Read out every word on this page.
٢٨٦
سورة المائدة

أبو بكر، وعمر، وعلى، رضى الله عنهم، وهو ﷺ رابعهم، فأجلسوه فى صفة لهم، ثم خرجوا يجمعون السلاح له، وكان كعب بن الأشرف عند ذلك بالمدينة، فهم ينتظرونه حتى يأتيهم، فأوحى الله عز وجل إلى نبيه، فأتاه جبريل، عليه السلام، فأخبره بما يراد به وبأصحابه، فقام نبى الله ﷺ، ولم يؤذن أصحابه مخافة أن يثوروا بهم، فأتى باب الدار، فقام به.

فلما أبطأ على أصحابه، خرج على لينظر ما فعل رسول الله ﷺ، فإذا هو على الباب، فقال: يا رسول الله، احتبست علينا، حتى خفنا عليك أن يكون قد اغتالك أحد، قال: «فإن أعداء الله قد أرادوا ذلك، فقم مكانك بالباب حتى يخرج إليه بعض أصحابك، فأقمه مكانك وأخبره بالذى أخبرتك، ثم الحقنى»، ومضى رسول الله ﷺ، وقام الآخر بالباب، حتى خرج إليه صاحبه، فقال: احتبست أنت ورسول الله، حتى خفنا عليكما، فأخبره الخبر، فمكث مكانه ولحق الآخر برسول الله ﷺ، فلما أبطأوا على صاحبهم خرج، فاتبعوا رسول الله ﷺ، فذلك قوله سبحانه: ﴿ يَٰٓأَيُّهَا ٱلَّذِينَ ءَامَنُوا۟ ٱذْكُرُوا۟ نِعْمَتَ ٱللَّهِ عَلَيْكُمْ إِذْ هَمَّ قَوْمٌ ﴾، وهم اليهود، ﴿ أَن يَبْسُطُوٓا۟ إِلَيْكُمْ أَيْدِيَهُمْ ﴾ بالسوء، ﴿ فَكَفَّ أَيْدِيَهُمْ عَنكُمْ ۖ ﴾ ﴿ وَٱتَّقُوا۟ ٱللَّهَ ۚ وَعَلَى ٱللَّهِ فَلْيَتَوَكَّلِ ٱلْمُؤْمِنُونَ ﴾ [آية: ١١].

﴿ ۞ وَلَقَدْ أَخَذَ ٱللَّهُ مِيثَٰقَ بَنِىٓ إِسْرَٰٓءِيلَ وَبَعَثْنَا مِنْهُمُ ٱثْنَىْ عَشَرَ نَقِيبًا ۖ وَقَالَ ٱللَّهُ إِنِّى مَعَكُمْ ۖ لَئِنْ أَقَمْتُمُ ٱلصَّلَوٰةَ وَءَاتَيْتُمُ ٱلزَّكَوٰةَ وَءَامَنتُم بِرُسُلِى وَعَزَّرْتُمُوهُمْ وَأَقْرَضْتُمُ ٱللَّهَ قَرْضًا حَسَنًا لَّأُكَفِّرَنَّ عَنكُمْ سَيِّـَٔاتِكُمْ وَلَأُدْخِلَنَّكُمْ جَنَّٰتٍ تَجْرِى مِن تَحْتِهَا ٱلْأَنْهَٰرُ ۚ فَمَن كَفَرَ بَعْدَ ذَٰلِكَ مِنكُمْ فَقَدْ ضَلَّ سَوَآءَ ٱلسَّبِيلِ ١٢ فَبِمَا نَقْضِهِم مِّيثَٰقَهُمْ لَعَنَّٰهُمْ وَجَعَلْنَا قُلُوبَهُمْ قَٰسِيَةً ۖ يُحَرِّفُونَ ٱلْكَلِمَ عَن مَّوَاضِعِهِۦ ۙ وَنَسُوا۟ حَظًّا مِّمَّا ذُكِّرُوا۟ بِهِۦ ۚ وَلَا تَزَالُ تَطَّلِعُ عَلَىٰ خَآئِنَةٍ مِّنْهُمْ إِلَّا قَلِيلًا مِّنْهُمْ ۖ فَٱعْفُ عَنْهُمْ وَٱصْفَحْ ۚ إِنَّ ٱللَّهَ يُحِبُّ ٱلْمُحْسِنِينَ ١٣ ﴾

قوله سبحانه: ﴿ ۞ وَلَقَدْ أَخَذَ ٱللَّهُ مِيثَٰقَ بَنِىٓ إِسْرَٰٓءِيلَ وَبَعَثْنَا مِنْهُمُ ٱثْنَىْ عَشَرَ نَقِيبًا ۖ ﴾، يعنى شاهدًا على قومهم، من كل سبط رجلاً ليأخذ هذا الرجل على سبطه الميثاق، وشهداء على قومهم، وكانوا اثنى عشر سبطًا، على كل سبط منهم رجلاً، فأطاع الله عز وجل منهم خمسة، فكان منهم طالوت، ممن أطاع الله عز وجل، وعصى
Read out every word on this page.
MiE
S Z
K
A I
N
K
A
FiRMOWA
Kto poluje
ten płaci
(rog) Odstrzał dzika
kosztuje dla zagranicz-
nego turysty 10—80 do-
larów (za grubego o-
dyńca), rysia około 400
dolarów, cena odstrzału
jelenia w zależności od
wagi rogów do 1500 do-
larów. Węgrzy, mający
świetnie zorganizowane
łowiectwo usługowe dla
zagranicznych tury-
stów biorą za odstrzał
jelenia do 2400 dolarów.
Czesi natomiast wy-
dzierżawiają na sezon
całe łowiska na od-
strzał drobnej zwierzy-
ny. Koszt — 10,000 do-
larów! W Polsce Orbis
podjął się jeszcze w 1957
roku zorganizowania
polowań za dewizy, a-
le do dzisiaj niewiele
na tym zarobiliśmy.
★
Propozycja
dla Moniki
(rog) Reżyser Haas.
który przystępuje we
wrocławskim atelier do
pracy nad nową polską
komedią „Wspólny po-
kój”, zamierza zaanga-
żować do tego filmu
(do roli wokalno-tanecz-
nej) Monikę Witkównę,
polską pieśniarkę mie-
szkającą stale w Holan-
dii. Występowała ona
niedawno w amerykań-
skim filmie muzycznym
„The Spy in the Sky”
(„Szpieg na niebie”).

◆ ◆ ◆ ◆

◆ Challenge:
The records above are to be repeated exactly, in their entirety.

◆ Result:
Read out every word on this page.
٢٨٦
سورة المائدة

أبو بكر، وعمر، وعلى، رضى الله عنهم، وهو ﷺ رابعهم، فأجلسوه فى صفة لهم، ثم خرجوا يجمعون السلاح له، وكان كعب بن الأشرف عند ذلك بالمدينة، فهم ينتظرونه حتى يأتيهم، فأوحى الله عز وجل إلى نبيه، فأتاه جبريل، عليه السلام، فأخبره بما يراد به وبأصحابه، فقام نبى الله ﷺ، ولم يؤذن أصحابه مخافة أن يثوروا بهم، فأتى باب الدار، فقام به.

فلما أبطأ على أصحابه، خرج على لينظر ما فعل رسول الله ﷺ، فإذا هو على الباب، فقال: يا رسول الله، احتبست علينا، حتى خفنا عليك أن يكون قد اغتالك أحد، قال: «فإن أعداء الله قد أرادوا ذلك، فقم مكانك بالباب حتى يخرج إليه بعض أصحابك، فأقمه مكانك وأخبره بالذى أخبرتك، ثم الحقنى»، ومضى رسول الله ﷺ، وقام الآخر بالباب، حتى خرج إليه صاحبه، فقال: احتبست أنت ورسول الله، حتى خفنا عليكما، فأخبره الخبر، فمكث مكانه ولحق الآخر برسول الله ﷺ، فلما أبطأوا على صاحبهم خرج، فاتبعوا رسول الله ﷺ، فذلك قوله سبحانه: ﴿ يَٰٓأَيُّهَا ٱلَّذِينَ ءَامَنُوا۟ ٱذْكُرُوا۟ نِعْمَتَ ٱللَّهِ عَلَيْكُمْ إِذْ هَمَّ قَوْمٌ ﴾، وهم اليهود، ﴿ أَن يَبْسُطُوٓا۟ إِلَيْكُمْ أَيْدِيَهُمْ ﴾ بالسوء، ﴿ فَكَفَّ أَيْدِيَهُمْ عَنكُمْ ۖ ﴾ ﴿ وَٱتَّقُوا۟ ٱللَّهَ ۚ وَعَلَى ٱللَّهِ فَلْيَتَوَكَّلِ ٱلْمُؤْمِنُونَ ﴾ [آية: ١١].

﴿ ۞ وَلَقَدْ أَخَذَ ٱللَّهُ مِيثَٰقَ بَنِىٓ إِسْرَٰٓءِيلَ وَبَعَثْنَا مِنْهُمُ ٱثْنَىْ عَشَرَ نَقِيبًا ۖ وَقَالَ ٱللَّهُ إِنِّى مَعَكُمْ ۖ لَئِنْ أَقَمْتُمُ ٱلصَّلَوٰةَ وَءَاتَيْتُمُ ٱلزَّكَوٰةَ وَءَامَنتُم بِرُسُلِى وَعَزَّرْتُمُوهُمْ وَأَقْرَضْتُمُ ٱللَّهَ قَرْضًا حَسَنًا لَّأُكَفِّرَنَّ عَنكُمْ سَيِّـَٔاتِكُمْ وَلَأُدْخِلَنَّكُمْ جَنَّٰتٍ تَجْرِى مِن تَحْتِهَا ٱلْأَنْهَٰرُ ۚ فَمَن كَفَرَ بَعْدَ ذَٰلِكَ مِنكُمْ فَقَدْ ضَلَّ سَوَآءَ ٱلسَّبِيلِ ١٢ فَبِمَا نَقْضِهِم مِّيثَٰقَهُمْ لَعَنَّٰهُمْ وَجَعَلْنَا قُلُوبَهُمْ قَٰسِيَةً ۖ يُحَرِّفُونَ ٱلْكَلِمَ عَن مَّوَاضِعِهِۦ ۙ وَنَسُوا۟ حَظًّا مِّمَّا ذُكِّرُوا۟ بِهِۦ ۚ وَلَا تَزَالُ تَطَّلِعُ عَلَىٰ خَآئِنَةٍ مِّنْهُمْ إِلَّا قَلِيلًا مِّنْهُمْ ۖ فَٱعْفُ عَنْهُمْ وَٱصْفَحْ ۚ إِنَّ ٱللَّهَ يُحِبُّ ٱلْمُحْسِنِينَ ١٣ ﴾

قوله سبحانه: ﴿ ۞ وَلَقَدْ أَخَذَ ٱللَّهُ مِيثَٰقَ بَنِىٓ إِسْرَٰٓءِيلَ وَبَعَثْنَا مِنْهُمُ ٱثْنَىْ عَشَرَ نَقِيبًا ۖ ﴾، يعنى شاهدًا على قومهم، من كل سبط رجلاً ليأخذ هذا الرجل على سبطه الميثاق، وشهداء على قومهم، وكانوا اثنى عشر سبطًا، على كل سبط منهم رجلاً، فأطاع الله عز وجل منهم خمسة، فكان منهم طالوت، ممن أطاع الله عز وجل، وعصى
Read out every word on this page.
MiE
S Z
K
A I
N
K
A
FiRMOWA
Kto poluje
ten płaci
(rog) Odstrzał dzika
kosztuje dla zagranicz-
nego turysty 10—80 do-
larów (za grubego o-
dyńca), rysia około 400
dolarów, cena odstrzału
jelenia w zależności od
wagi rogów do 1500 do-
larów. Węgrzy, mający
świetnie zorganizowane
łowiectwo usługowe dla
zagranicznych tury-
stów biorą za odstrzał
jelenia do 2400 dolarów.
Czesi natomiast wy-
dzierżawiają na sezon
całe łowiska na od-
strzał drobnej zwierzy-
ny. Koszt — 10,000 do-
larów! W Polsce Orbis
podjął się jeszcze w 1957
roku zorganizowania
polowań za dewizy, a-
le do dzisiaj niewiele
na tym zarobiliśmy.
★
Propozycja
dla Moniki
(rog) Reżyser Haas.
który przystępuje we
wrocławskim atelier do
pracy nad nową polską
komedią „Wspólny po-
kój”, zamierza zaanga-
żować do tego filmu
(do roli wokalno-tanecz-
nej) Monikę Witkównę,
polską pieśniarkę mie-
szkającą stale w Holan-
dii. Występowała ona
niedawno w amerykań-
skim filmie muzycznym
„The Spy in the Sky”
(„Szpieg na niebie”).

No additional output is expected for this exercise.